** begin Source **

I could see a future where something like Postgres, you do create index of a type Merkle tree, and then you can do these kinds of operations in constant time because they're done as records are inserted. Right? Similarly, this could also be the case for SaaS APIs, which we would love to support at some point, where the drivers are often of even lower quality. So if you're, you know, taking orders out of Shopify and putting that into your data warehouse, we would love to be able to negotiate with an API and use the exact algorithm that I described before of exchanging hashes until we figure out what rows we've missed from our wacky, you know, webhook infrastructure. So I think there is a lot to do here, and there are also databases that don't even support MD 5. Right? So, for example, Elasticsearch doesn't support MD 5, even though it does support a lot of analytics queries. So in there, you would either have to script it in their little, like, cute scripting language, but really, you probably have to fall back to a sum. So this becomes a little bit like negotiating a TLS version. Right? Where you might wanna start, like, oh, cool. You have XXHash, like, 1 of the fastest hash algorithms out there. Great. We'll use that. And then you regress all the way down to just literally summing on the, you know, ASCII values of strings. Right?
And then we see another thing, which is something like MSSQL, where hashing is a 100 times slower than in Postgres. It's something a rest found. So it's almost unusable. Right? So there's a lot that could be done here. And, of course, for this to be a successful project, we just have to start with the lowest common denominator. But I think the ambitious vision here is that database vendors and SaaS API vendors really get on board with this, and we describe in an RFC what it would look like to do this negotiation in a really fast manner. And I think the API companies aren't should be incentivized to do this. Right? Because now instead of doing a full, you can just exchange a couple of hashes and figure out whether things are in sync or not. Another interesting element of the way that you approached this solution is how you thought about the
[00:37:13] Unknown:
selection of language environment. And you mentioned the algorithmic approach, but how to think about the potential ways that it might be integrated into the overall data workflow and organization and what types of interfaces you wanted to be able to provide and support versus saying, okay. Here's a command line utility. Here are all the parameters that you wanna give it. Good luck.

** end Source **
** begin Record set **

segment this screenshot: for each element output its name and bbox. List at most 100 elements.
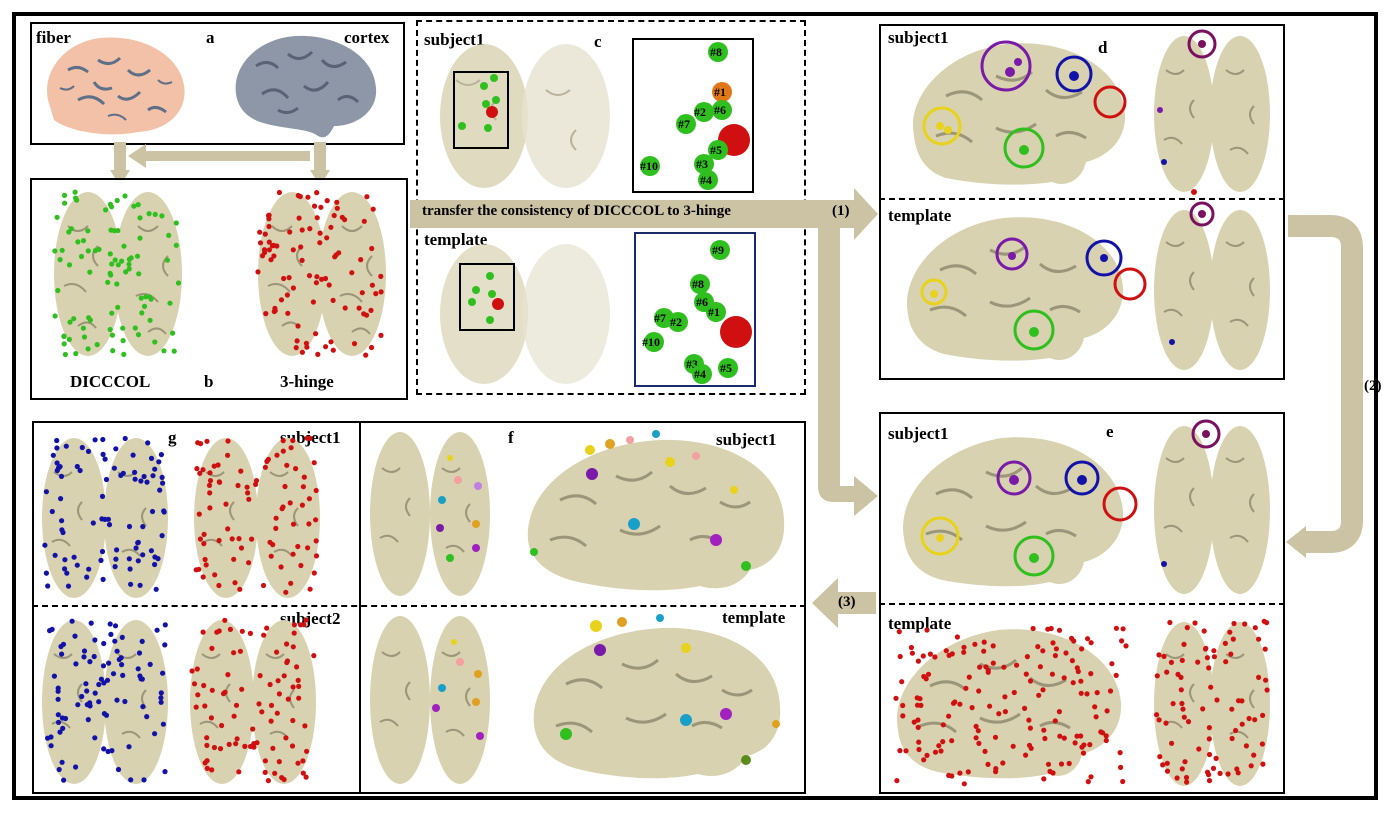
landmark-dot xyxy=(119,662,125,668)
landmark-dot xyxy=(237,586,243,592)
landmark-dot xyxy=(293,345,299,351)
landmark-dot xyxy=(262,769,268,775)
landmark-dot xyxy=(264,458,270,464)
landmark-dot xyxy=(217,746,224,752)
landmark-dot xyxy=(106,522,113,528)
panel-e-subject1-lateral xyxy=(896,430,1138,598)
landmark-dot xyxy=(1014,662,1020,668)
landmark-dot xyxy=(313,280,319,286)
landmark-dot xyxy=(276,691,282,697)
landmark-dot xyxy=(80,238,87,244)
landmark-dot xyxy=(109,332,115,338)
landmark-dot xyxy=(1061,675,1067,681)
landmark-dot xyxy=(79,444,85,451)
landmark-dot xyxy=(299,502,305,508)
landmark-dot xyxy=(985,667,991,673)
landmark-dot xyxy=(1211,654,1217,660)
landmark-dot xyxy=(92,690,98,696)
landmark-dot xyxy=(1052,718,1058,724)
panel-e-subject1-top xyxy=(1150,418,1274,598)
landmark-dot xyxy=(306,496,312,502)
landmark-dot xyxy=(87,703,93,709)
landmark-dot xyxy=(81,654,87,660)
panel-g-f-row-divider xyxy=(32,605,806,607)
landmark-dot xyxy=(946,713,952,719)
landmark-dot xyxy=(311,203,318,209)
landmark-dot xyxy=(92,437,98,443)
landmark-dot xyxy=(1120,778,1126,785)
panel-c-template-brain xyxy=(436,240,616,388)
landmark-dot xyxy=(966,674,972,680)
landmark-dot xyxy=(973,735,979,741)
landmark-dot xyxy=(55,287,61,294)
landmark-dot xyxy=(122,435,128,442)
landmark-dot xyxy=(156,459,162,465)
panel-d-subject1-lateral xyxy=(906,36,1136,194)
landmark-dot xyxy=(238,468,244,474)
landmark-dot xyxy=(975,728,981,734)
landmark-dot xyxy=(1195,659,1201,665)
landmark-dot xyxy=(328,339,334,345)
node-label: #8 xyxy=(710,45,722,59)
landmark-dot xyxy=(1123,643,1129,649)
landmark-dot xyxy=(1053,646,1059,652)
landmark-dot xyxy=(924,752,930,758)
landmark-dot xyxy=(266,223,272,230)
landmark-dot xyxy=(364,312,370,318)
landmark-dot xyxy=(148,548,154,554)
landmark-dot xyxy=(144,714,150,720)
landmark-dot xyxy=(211,744,217,751)
landmark-dot xyxy=(303,340,309,346)
landmark-dot xyxy=(194,666,200,672)
landmark-dot xyxy=(80,325,86,331)
landmark-dot xyxy=(114,697,120,703)
landmark-dot xyxy=(284,462,290,468)
landmark-dot xyxy=(110,671,117,677)
landmark-dot xyxy=(1179,766,1185,772)
landmark-dot xyxy=(58,473,65,479)
panel-e-subject1-label: subject1 xyxy=(888,424,949,443)
landmark-dot xyxy=(1061,735,1067,741)
landmark-dot xyxy=(111,465,117,471)
landmark-dot xyxy=(207,490,213,496)
landmark-dot xyxy=(140,524,146,530)
landmark-dot xyxy=(234,736,240,742)
landmark-dot xyxy=(123,269,129,275)
landmark-dot xyxy=(54,460,60,466)
3hinge-brain-top-view xyxy=(252,186,392,362)
landmark-dot xyxy=(257,240,264,246)
landmark-dot xyxy=(158,452,164,458)
landmark-dot xyxy=(135,202,141,208)
landmark-dot xyxy=(138,295,144,301)
landmark-dot xyxy=(300,484,306,490)
landmark-dot xyxy=(1079,744,1085,750)
node-label: #4 xyxy=(694,367,706,381)
landmark-dot xyxy=(194,466,200,472)
landmark-dot xyxy=(987,703,993,709)
landmark-dot xyxy=(1213,755,1219,761)
landmark-dot xyxy=(43,489,49,495)
landmark-dot xyxy=(61,777,67,783)
landmark-dot xyxy=(1069,658,1075,664)
landmark-dot xyxy=(915,658,921,664)
landmark-dot xyxy=(86,315,92,321)
landmark-dot xyxy=(242,743,248,749)
landmark-dot xyxy=(1026,742,1033,748)
landmark-dot xyxy=(1001,664,1007,670)
landmark-dot xyxy=(72,189,78,195)
landmark-dot xyxy=(1072,740,1078,746)
landmark-dot xyxy=(268,553,274,559)
landmark-dot xyxy=(281,275,287,282)
landmark-dot xyxy=(940,739,946,745)
landmark-dot xyxy=(71,554,77,560)
landmark-dot xyxy=(1118,764,1124,770)
landmark-dot xyxy=(85,228,91,234)
landmark-dot xyxy=(203,562,209,568)
landmark-dot xyxy=(1157,754,1163,760)
landmark-dot xyxy=(311,460,317,466)
landmark-dot xyxy=(73,351,79,357)
landmark-dot xyxy=(1094,690,1100,696)
landmark-dot xyxy=(162,642,168,648)
landmark-dot xyxy=(915,724,921,730)
landmark-dot xyxy=(148,455,155,461)
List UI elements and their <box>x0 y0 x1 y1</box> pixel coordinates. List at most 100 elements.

** end Record set **

**Set of tasks:**
• A. In the interview on comparing data by hashing, how much slower is hashing in MSSQL than in Postgres?
• B. Go on with the interview on comparing data by hashing, beginning right after its last sentence.
This material has no connection to the interview on comparing data by hashing.

**Responses per task:**
• A. Hashing in MSSQL is 100 times slower than in Postgres.

• B.
[00:37:34] Unknown:
Yeah. Exactly. So, yeah, we've chosen Python, and I'll go into a couple of pros and cons of of that. I think, in general, what's been most surprising to me is, like, we've really been looking hard for a tool that is comparable to Datadiff. Right? Like, we don't really wanna write this. Like, prefer preferably something would just exist that does this. And I think it maybe comes down a little bit to this CASM I talked about before between production engineering and data engineering. Right? In order for you to write a tool like this, you really have to understand how both a columnar database works and a relational database works. Right? A columnar database is very slow at doing something like a min max query on a where, which is something that we use, but a relational database is incredibly fast at that. Right? So having the knowledge of both is incredibly important for writing a tool like this.
So in terms of the runtime, we chose Python, and the reason why we chose Python is because we need a lot of high quality adapters, and we see that the majority of the people who are gonna be using this out of the gate are gonna be people who are are gonna be data engineering teams who are responsible for that replication going into their analytics database of their data lake. Python is the ubiquitous language in that realm. Right? It's approachable. So the obvious kind of retort using Python will be, well, you know, it's a slow, like, JIL language, whatever. But because we're offloading almost all of the work into the database, this just doesn't really matter very much at all. It only really matters when we're downloading all these rows to compare them in memory, but this is a tool that should be used when the vast majority of records are the same, not when not when everything is different. Right? Then, yeah, you might get into a situation where the serialization and the network traffic is gonna matter a lot more, but that's not really the realm that we're trying to occupy with this tool. Right? Your replication mechanism should be pretty close. And if it does lose data, it's gonna lose it in adjacent segment next to each other, which DataDip is gonna be good at.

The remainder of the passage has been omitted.